-- BEGIN --

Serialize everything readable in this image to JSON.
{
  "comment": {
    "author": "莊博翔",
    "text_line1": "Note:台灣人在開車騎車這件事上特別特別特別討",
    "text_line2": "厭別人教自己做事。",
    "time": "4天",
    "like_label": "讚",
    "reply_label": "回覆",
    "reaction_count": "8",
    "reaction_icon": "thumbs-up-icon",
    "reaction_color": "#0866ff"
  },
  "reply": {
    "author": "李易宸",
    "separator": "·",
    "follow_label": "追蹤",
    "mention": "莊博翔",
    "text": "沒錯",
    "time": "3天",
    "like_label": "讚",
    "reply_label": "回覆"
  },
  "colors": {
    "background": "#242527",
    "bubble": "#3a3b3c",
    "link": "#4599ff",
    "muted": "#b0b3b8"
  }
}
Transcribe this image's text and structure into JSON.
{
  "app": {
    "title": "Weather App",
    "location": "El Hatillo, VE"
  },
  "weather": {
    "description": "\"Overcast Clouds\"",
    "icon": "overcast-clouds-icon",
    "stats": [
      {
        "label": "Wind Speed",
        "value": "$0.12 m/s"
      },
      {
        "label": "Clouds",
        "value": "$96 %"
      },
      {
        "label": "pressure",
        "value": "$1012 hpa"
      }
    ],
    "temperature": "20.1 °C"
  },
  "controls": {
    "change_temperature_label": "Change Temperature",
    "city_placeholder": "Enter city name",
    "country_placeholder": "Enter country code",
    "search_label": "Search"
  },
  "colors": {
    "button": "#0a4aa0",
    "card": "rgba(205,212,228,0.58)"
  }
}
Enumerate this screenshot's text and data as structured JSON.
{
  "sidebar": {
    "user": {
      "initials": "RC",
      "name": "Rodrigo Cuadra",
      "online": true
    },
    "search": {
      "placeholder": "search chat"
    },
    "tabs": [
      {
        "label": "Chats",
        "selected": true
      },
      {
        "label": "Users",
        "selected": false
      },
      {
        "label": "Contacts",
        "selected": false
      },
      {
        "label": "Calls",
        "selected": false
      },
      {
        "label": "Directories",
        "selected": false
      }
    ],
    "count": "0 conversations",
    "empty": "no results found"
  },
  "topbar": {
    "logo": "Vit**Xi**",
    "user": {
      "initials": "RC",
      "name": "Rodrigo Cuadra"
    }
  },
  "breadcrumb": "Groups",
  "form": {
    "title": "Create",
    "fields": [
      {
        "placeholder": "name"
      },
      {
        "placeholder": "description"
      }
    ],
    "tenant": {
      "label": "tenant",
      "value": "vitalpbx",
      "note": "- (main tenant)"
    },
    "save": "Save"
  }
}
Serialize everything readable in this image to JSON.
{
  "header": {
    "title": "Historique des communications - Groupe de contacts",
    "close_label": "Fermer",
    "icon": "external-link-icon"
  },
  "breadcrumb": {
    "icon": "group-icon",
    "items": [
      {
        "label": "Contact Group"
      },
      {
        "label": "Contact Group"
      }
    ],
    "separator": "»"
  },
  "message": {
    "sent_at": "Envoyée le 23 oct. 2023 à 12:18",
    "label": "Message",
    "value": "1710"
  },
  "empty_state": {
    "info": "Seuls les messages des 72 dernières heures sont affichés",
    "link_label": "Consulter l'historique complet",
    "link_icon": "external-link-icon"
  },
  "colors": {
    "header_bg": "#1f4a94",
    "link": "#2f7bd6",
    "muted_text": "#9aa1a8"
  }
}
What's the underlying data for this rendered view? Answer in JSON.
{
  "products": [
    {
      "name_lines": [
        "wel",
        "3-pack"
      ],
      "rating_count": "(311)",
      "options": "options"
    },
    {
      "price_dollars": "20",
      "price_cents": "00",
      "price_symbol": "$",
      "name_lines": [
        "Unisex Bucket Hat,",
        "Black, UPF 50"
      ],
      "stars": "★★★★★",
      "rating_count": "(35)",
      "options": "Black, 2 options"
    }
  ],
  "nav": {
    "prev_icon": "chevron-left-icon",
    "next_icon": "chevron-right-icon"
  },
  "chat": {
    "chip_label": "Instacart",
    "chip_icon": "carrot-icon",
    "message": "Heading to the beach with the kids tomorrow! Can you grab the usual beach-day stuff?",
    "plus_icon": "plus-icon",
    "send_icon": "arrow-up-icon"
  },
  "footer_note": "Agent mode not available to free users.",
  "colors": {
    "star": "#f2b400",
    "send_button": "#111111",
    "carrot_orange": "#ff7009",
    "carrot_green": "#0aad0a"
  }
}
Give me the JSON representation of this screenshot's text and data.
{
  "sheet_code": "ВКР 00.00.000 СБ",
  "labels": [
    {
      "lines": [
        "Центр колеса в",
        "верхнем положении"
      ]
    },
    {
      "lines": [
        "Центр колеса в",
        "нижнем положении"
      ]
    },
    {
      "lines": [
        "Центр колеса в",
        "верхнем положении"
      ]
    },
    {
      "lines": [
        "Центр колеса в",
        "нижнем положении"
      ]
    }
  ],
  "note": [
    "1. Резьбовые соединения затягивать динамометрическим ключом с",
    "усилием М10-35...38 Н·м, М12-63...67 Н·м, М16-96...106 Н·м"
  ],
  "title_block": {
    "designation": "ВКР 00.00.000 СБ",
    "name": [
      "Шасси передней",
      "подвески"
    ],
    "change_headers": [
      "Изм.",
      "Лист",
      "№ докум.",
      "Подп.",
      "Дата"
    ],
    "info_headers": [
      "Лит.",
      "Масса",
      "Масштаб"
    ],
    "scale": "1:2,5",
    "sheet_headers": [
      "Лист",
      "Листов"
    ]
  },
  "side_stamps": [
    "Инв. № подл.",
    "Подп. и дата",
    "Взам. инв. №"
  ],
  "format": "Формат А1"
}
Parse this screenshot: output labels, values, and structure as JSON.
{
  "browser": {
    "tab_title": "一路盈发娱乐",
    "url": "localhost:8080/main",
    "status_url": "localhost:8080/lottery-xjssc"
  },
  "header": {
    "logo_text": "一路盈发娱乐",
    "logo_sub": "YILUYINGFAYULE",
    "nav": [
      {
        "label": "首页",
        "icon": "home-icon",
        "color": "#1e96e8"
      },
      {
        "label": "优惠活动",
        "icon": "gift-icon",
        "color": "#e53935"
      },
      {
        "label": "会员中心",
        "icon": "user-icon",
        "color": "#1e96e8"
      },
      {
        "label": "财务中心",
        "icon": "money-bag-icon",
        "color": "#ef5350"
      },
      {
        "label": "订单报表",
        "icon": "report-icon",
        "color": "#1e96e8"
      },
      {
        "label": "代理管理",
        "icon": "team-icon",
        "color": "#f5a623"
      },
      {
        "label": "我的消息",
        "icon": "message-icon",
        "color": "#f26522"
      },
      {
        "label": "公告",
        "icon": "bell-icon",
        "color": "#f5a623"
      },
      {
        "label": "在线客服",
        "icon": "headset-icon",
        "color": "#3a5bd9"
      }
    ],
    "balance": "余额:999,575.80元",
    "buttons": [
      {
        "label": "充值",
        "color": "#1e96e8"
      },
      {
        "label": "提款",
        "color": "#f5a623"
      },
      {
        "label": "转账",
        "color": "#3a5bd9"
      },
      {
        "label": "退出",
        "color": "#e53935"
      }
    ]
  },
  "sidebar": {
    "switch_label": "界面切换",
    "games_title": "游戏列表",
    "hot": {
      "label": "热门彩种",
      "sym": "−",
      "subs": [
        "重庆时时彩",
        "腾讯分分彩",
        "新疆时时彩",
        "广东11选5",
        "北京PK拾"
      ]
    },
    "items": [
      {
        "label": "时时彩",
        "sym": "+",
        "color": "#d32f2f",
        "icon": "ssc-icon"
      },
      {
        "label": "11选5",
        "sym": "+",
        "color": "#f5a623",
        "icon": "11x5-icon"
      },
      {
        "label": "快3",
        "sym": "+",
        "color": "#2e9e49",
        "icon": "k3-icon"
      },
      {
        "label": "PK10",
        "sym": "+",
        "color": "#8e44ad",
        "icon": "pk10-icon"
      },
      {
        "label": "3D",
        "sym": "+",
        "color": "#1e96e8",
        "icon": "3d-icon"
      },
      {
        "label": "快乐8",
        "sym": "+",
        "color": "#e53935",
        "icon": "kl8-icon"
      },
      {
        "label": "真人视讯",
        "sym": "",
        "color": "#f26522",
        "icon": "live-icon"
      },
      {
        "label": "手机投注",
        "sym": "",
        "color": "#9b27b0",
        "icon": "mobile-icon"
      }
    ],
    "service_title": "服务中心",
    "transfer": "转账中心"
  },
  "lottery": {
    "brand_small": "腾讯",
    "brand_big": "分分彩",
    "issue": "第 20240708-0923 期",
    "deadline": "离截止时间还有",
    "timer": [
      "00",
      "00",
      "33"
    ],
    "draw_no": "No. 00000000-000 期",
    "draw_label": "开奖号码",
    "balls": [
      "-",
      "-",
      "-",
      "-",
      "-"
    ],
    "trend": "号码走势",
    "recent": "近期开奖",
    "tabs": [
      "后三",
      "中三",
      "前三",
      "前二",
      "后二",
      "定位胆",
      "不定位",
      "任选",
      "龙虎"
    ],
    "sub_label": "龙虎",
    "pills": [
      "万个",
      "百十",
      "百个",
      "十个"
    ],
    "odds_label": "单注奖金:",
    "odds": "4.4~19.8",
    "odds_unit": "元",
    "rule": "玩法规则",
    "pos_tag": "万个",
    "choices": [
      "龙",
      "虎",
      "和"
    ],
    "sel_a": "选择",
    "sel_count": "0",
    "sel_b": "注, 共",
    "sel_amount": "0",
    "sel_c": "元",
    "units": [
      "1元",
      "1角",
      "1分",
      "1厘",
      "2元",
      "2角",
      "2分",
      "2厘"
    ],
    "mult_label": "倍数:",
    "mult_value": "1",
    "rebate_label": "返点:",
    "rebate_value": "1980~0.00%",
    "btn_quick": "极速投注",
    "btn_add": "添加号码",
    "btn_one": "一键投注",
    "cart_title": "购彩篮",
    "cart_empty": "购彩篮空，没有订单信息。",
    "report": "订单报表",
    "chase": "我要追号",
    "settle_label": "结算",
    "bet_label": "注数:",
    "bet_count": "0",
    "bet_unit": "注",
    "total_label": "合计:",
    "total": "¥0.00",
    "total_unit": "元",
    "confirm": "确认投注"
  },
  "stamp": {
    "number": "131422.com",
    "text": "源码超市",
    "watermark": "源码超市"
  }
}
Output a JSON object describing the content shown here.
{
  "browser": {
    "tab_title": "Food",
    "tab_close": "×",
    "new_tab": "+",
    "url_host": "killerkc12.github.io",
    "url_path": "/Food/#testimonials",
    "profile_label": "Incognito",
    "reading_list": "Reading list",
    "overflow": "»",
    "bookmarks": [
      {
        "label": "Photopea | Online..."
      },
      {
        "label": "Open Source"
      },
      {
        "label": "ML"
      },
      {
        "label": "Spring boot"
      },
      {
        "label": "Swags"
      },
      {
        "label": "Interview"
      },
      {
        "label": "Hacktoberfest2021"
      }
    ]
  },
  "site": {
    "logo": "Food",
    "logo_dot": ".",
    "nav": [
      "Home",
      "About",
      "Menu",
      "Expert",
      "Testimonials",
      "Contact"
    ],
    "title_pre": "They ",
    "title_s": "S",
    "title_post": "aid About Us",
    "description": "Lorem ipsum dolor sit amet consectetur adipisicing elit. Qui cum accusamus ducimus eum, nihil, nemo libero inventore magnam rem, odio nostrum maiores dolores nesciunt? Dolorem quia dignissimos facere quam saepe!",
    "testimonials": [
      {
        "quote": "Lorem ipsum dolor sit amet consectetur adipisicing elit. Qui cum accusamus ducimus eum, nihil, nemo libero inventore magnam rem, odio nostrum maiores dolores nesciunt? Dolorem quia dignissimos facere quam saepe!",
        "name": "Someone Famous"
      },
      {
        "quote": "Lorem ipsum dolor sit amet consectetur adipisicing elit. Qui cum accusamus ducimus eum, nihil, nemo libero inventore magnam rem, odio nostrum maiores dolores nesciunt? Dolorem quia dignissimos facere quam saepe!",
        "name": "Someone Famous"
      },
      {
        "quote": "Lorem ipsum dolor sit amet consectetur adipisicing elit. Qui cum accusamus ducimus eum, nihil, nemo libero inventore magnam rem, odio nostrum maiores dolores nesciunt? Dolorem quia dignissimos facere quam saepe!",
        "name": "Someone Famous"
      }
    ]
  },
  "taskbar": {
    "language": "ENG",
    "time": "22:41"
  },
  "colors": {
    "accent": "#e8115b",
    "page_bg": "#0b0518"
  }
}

-- END --

◆ **Written task**:
How many lines of the records contain the string "Rodrigo"? Respond with the number alone.

◆ **Task result**:
2